Data excerpts:

============================================================

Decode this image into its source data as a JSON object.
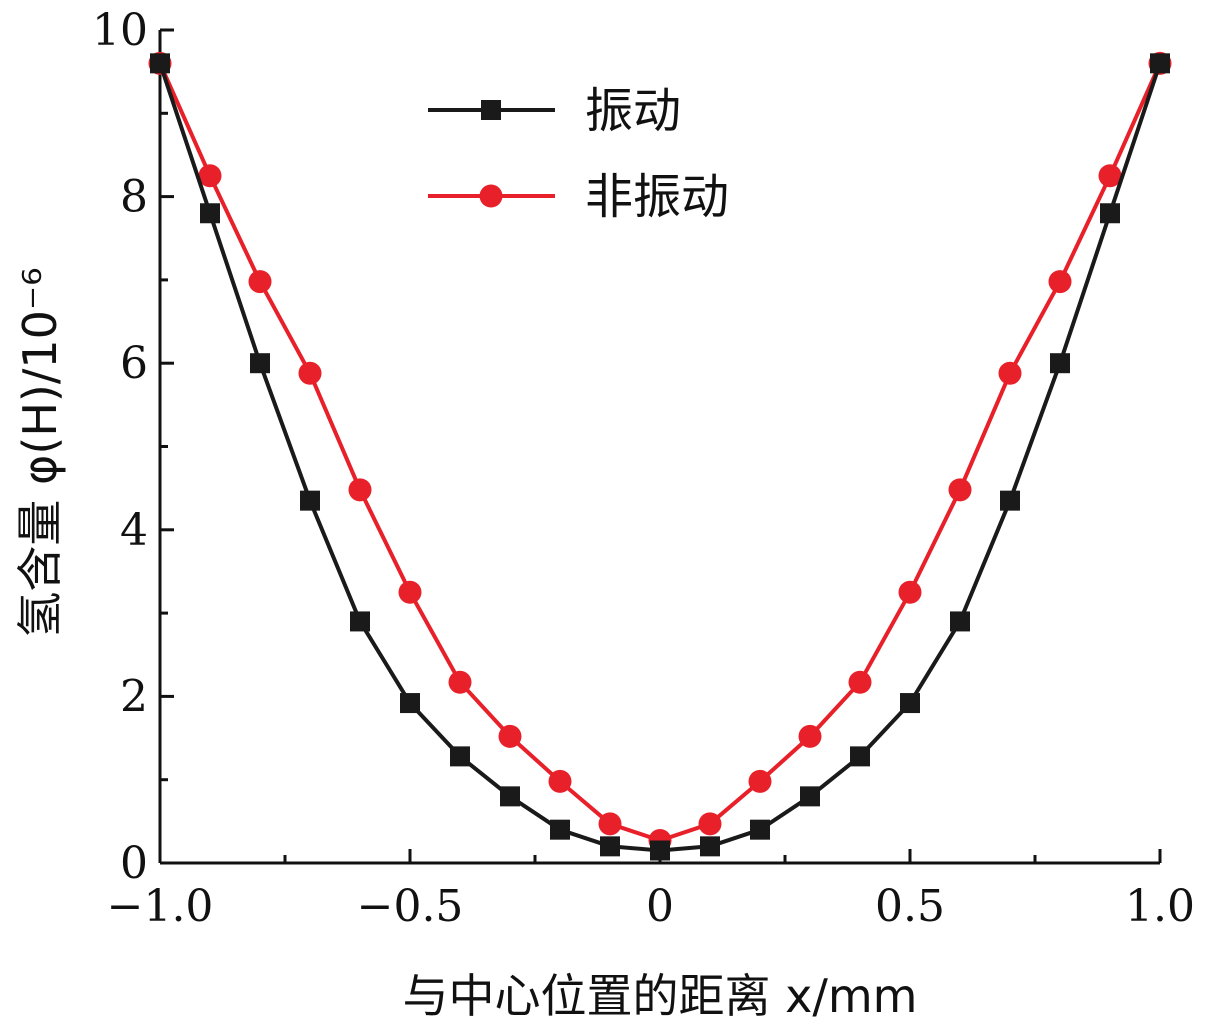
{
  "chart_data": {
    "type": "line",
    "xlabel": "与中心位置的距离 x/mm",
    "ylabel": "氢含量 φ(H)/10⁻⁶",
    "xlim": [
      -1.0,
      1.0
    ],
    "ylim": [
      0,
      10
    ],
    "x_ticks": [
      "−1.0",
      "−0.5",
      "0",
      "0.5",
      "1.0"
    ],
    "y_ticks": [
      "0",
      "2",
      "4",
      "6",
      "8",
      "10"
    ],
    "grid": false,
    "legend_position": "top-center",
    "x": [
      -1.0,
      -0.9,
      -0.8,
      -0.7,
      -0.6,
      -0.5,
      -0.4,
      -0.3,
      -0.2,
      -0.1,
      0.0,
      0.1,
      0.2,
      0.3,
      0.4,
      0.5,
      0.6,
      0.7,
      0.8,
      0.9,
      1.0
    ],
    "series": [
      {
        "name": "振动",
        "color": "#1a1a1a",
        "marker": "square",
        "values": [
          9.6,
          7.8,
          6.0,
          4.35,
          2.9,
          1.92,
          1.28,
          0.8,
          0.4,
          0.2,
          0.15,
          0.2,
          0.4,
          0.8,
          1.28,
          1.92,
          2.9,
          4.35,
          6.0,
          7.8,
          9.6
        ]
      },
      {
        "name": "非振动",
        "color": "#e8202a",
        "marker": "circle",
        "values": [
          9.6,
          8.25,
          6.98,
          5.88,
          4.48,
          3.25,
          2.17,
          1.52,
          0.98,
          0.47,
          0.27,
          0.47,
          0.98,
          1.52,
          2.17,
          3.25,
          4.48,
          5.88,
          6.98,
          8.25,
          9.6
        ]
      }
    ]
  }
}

============================================================

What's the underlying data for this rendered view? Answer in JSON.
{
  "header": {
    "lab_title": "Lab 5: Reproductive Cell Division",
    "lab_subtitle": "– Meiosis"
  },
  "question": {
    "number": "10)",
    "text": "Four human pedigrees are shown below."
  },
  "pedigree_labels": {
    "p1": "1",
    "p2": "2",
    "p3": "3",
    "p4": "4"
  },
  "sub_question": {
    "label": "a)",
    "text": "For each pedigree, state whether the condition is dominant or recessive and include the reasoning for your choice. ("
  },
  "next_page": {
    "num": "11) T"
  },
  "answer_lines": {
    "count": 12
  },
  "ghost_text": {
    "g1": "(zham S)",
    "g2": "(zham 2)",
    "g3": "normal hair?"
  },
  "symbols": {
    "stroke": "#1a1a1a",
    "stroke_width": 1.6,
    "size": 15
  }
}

============================================================

Your objective:
Find all lines holding the string "this" and copy them.

Worked solution:
Decode this image into its source data as a JSON object.
What's the underlying data for this rendered view? Answer in JSON.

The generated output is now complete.